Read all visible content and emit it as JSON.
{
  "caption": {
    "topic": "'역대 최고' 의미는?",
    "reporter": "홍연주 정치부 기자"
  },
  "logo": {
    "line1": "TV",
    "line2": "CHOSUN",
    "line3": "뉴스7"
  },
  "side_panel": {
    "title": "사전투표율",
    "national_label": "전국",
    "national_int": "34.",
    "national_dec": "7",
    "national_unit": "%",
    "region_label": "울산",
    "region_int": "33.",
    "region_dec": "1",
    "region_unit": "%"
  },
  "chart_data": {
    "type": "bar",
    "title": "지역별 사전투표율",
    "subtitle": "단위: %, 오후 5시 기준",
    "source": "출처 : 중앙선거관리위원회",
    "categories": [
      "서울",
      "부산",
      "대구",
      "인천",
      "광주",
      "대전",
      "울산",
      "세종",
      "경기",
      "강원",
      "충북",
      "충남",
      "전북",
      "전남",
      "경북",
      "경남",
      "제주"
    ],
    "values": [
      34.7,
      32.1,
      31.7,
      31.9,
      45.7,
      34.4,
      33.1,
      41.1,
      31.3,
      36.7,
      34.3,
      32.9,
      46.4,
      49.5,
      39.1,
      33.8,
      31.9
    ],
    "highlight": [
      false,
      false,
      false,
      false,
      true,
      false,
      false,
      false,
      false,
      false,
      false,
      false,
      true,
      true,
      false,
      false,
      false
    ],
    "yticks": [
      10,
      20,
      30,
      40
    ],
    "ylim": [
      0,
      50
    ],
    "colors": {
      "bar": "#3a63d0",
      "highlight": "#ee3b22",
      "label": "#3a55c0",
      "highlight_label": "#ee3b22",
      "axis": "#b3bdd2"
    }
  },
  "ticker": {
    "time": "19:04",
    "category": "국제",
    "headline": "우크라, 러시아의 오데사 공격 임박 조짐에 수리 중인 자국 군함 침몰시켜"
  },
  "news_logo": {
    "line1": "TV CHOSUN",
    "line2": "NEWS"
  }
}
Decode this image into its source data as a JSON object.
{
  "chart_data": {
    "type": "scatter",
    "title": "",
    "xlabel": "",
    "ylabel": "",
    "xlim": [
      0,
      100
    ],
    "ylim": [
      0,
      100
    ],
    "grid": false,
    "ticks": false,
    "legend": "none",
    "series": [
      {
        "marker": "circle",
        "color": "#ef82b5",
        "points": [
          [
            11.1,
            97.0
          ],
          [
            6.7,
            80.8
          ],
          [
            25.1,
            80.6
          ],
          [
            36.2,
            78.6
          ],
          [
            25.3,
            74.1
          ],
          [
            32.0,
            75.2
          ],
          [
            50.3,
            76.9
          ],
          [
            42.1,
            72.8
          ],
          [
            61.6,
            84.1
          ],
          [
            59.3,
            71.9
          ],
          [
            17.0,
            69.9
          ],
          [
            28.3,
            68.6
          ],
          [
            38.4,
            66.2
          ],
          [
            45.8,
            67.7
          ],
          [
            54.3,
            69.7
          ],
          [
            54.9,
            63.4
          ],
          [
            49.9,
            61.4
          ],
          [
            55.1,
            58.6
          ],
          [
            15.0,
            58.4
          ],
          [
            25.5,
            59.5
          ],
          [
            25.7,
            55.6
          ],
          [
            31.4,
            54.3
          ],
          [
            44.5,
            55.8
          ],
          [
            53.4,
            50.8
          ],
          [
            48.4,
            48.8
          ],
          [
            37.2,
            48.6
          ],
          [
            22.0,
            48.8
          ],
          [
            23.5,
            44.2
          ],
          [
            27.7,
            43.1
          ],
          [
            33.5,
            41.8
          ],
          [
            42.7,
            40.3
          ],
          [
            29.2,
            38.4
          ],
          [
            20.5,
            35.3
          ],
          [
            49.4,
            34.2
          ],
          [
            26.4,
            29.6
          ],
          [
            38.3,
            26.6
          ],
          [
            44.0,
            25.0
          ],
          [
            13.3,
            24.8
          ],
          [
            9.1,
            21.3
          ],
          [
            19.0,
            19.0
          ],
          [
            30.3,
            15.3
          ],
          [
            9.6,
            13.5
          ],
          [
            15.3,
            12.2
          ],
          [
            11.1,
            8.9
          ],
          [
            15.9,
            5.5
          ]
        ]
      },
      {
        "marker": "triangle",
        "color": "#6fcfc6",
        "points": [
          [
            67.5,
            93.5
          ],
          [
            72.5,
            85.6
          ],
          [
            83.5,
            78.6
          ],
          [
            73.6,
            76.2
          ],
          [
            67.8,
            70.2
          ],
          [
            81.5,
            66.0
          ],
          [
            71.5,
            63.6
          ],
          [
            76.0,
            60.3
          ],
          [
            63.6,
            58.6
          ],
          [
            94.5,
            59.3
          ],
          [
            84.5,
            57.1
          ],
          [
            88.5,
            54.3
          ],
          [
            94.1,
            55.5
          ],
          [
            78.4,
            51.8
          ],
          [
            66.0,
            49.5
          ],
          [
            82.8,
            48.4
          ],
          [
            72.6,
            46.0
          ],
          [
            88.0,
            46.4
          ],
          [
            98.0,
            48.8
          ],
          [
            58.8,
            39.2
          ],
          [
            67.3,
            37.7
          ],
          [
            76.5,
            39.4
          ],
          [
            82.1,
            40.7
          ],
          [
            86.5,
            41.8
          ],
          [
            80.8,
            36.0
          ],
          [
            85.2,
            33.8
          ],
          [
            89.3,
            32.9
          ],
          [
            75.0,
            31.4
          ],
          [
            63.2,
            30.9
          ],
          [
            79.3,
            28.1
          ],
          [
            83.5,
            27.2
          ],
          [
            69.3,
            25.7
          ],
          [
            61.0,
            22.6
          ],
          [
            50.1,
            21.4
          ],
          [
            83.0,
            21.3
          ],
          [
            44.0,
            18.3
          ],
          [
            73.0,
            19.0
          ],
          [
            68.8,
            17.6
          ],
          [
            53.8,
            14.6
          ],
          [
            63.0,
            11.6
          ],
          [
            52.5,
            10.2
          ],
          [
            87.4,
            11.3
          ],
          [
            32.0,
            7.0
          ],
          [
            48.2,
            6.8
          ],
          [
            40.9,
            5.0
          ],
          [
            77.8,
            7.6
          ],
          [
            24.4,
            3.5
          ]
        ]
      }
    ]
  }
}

------------

> WHAT YOU NEED TO DO: Every entry should be printed again exactly as it stands.

> TASK ANSWER:
Read all visible content and emit it as JSON.
{
  "caption": {
    "topic": "'역대 최고' 의미는?",
    "reporter": "홍연주 정치부 기자"
  },
  "logo": {
    "line1": "TV",
    "line2": "CHOSUN",
    "line3": "뉴스7"
  },
  "side_panel": {
    "title": "사전투표율",
    "national_label": "전국",
    "national_int": "34.",
    "national_dec": "7",
    "national_unit": "%",
    "region_label": "울산",
    "region_int": "33.",
    "region_dec": "1",
    "region_unit": "%"
  },
  "chart_data": {
    "type": "bar",
    "title": "지역별 사전투표율",
    "subtitle": "단위: %, 오후 5시 기준",
    "source": "출처 : 중앙선거관리위원회",
    "categories": [
      "서울",
      "부산",
      "대구",
      "인천",
      "광주",
      "대전",
      "울산",
      "세종",
      "경기",
      "강원",
      "충북",
      "충남",
      "전북",
      "전남",
      "경북",
      "경남",
      "제주"
    ],
    "values": [
      34.7,
      32.1,
      31.7,
      31.9,
      45.7,
      34.4,
      33.1,
      41.1,
      31.3,
      36.7,
      34.3,
      32.9,
      46.4,
      49.5,
      39.1,
      33.8,
      31.9
    ],
    "highlight": [
      false,
      false,
      false,
      false,
      true,
      false,
      false,
      false,
      false,
      false,
      false,
      false,
      true,
      true,
      false,
      false,
      false
    ],
    "yticks": [
      10,
      20,
      30,
      40
    ],
    "ylim": [
      0,
      50
    ],
    "colors": {
      "bar": "#3a63d0",
      "highlight": "#ee3b22",
      "label": "#3a55c0",
      "highlight_label": "#ee3b22",
      "axis": "#b3bdd2"
    }
  },
  "ticker": {
    "time": "19:04",
    "category": "국제",
    "headline": "우크라, 러시아의 오데사 공격 임박 조짐에 수리 중인 자국 군함 침몰시켜"
  },
  "news_logo": {
    "line1": "TV CHOSUN",
    "line2": "NEWS"
  }
}
Decode this image into its source data as a JSON object.
{
  "chart_data": {
    "type": "scatter",
    "title": "",
    "xlabel": "",
    "ylabel": "",
    "xlim": [
      0,
      100
    ],
    "ylim": [
      0,
      100
    ],
    "grid": false,
    "ticks": false,
    "legend": "none",
    "series": [
      {
        "marker": "circle",
        "color": "#ef82b5",
        "points": [
          [
            11.1,
            97.0
          ],
          [
            6.7,
            80.8
          ],
          [
            25.1,
            80.6
          ],
          [
            36.2,
            78.6
          ],
          [
            25.3,
            74.1
          ],
          [
            32.0,
            75.2
          ],
          [
            50.3,
            76.9
          ],
          [
            42.1,
            72.8
          ],
          [
            61.6,
            84.1
          ],
          [
            59.3,
            71.9
          ],
          [
            17.0,
            69.9
          ],
          [
            28.3,
            68.6
          ],
          [
            38.4,
            66.2
          ],
          [
            45.8,
            67.7
          ],
          [
            54.3,
            69.7
          ],
          [
            54.9,
            63.4
          ],
          [
            49.9,
            61.4
          ],
          [
            55.1,
            58.6
          ],
          [
            15.0,
            58.4
          ],
          [
            25.5,
            59.5
          ],
          [
            25.7,
            55.6
          ],
          [
            31.4,
            54.3
          ],
          [
            44.5,
            55.8
          ],
          [
            53.4,
            50.8
          ],
          [
            48.4,
            48.8
          ],
          [
            37.2,
            48.6
          ],
          [
            22.0,
            48.8
          ],
          [
            23.5,
            44.2
          ],
          [
            27.7,
            43.1
          ],
          [
            33.5,
            41.8
          ],
          [
            42.7,
            40.3
          ],
          [
            29.2,
            38.4
          ],
          [
            20.5,
            35.3
          ],
          [
            49.4,
            34.2
          ],
          [
            26.4,
            29.6
          ],
          [
            38.3,
            26.6
          ],
          [
            44.0,
            25.0
          ],
          [
            13.3,
            24.8
          ],
          [
            9.1,
            21.3
          ],
          [
            19.0,
            19.0
          ],
          [
            30.3,
            15.3
          ],
          [
            9.6,
            13.5
          ],
          [
            15.3,
            12.2
          ],
          [
            11.1,
            8.9
          ],
          [
            15.9,
            5.5
          ]
        ]
      },
      {
        "marker": "triangle",
        "color": "#6fcfc6",
        "points": [
          [
            67.5,
            93.5
          ],
          [
            72.5,
            85.6
          ],
          [
            83.5,
            78.6
          ],
          [
            73.6,
            76.2
          ],
          [
            67.8,
            70.2
          ],
          [
            81.5,
            66.0
          ],
          [
            71.5,
            63.6
          ],
          [
            76.0,
            60.3
          ],
          [
            63.6,
            58.6
          ],
          [
            94.5,
            59.3
          ],
          [
            84.5,
            57.1
          ],
          [
            88.5,
            54.3
          ],
          [
            94.1,
            55.5
          ],
          [
            78.4,
            51.8
          ],
          [
            66.0,
            49.5
          ],
          [
            82.8,
            48.4
          ],
          [
            72.6,
            46.0
          ],
          [
            88.0,
            46.4
          ],
          [
            98.0,
            48.8
          ],
          [
            58.8,
            39.2
          ],
          [
            67.3,
            37.7
          ],
          [
            76.5,
            39.4
          ],
          [
            82.1,
            40.7
          ],
          [
            86.5,
            41.8
          ],
          [
            80.8,
            36.0
          ],
          [
            85.2,
            33.8
          ],
          [
            89.3,
            32.9
          ],
          [
            75.0,
            31.4
          ],
          [
            63.2,
            30.9
          ],
          [
            79.3,
            28.1
          ],
          [
            83.5,
            27.2
          ],
          [
            69.3,
            25.7
          ],
          [
            61.0,
            22.6
          ],
          [
            50.1,
            21.4
          ],
          [
            83.0,
            21.3
          ],
          [
            44.0,
            18.3
          ],
          [
            73.0,
            19.0
          ],
          [
            68.8,
            17.6
          ],
          [
            53.8,
            14.6
          ],
          [
            63.0,
            11.6
          ],
          [
            52.5,
            10.2
          ],
          [
            87.4,
            11.3
          ],
          [
            32.0,
            7.0
          ],
          [
            48.2,
            6.8
          ],
          [
            40.9,
            5.0
          ],
          [
            77.8,
            7.6
          ],
          [
            24.4,
            3.5
          ]
        ]
      }
    ]
  }
}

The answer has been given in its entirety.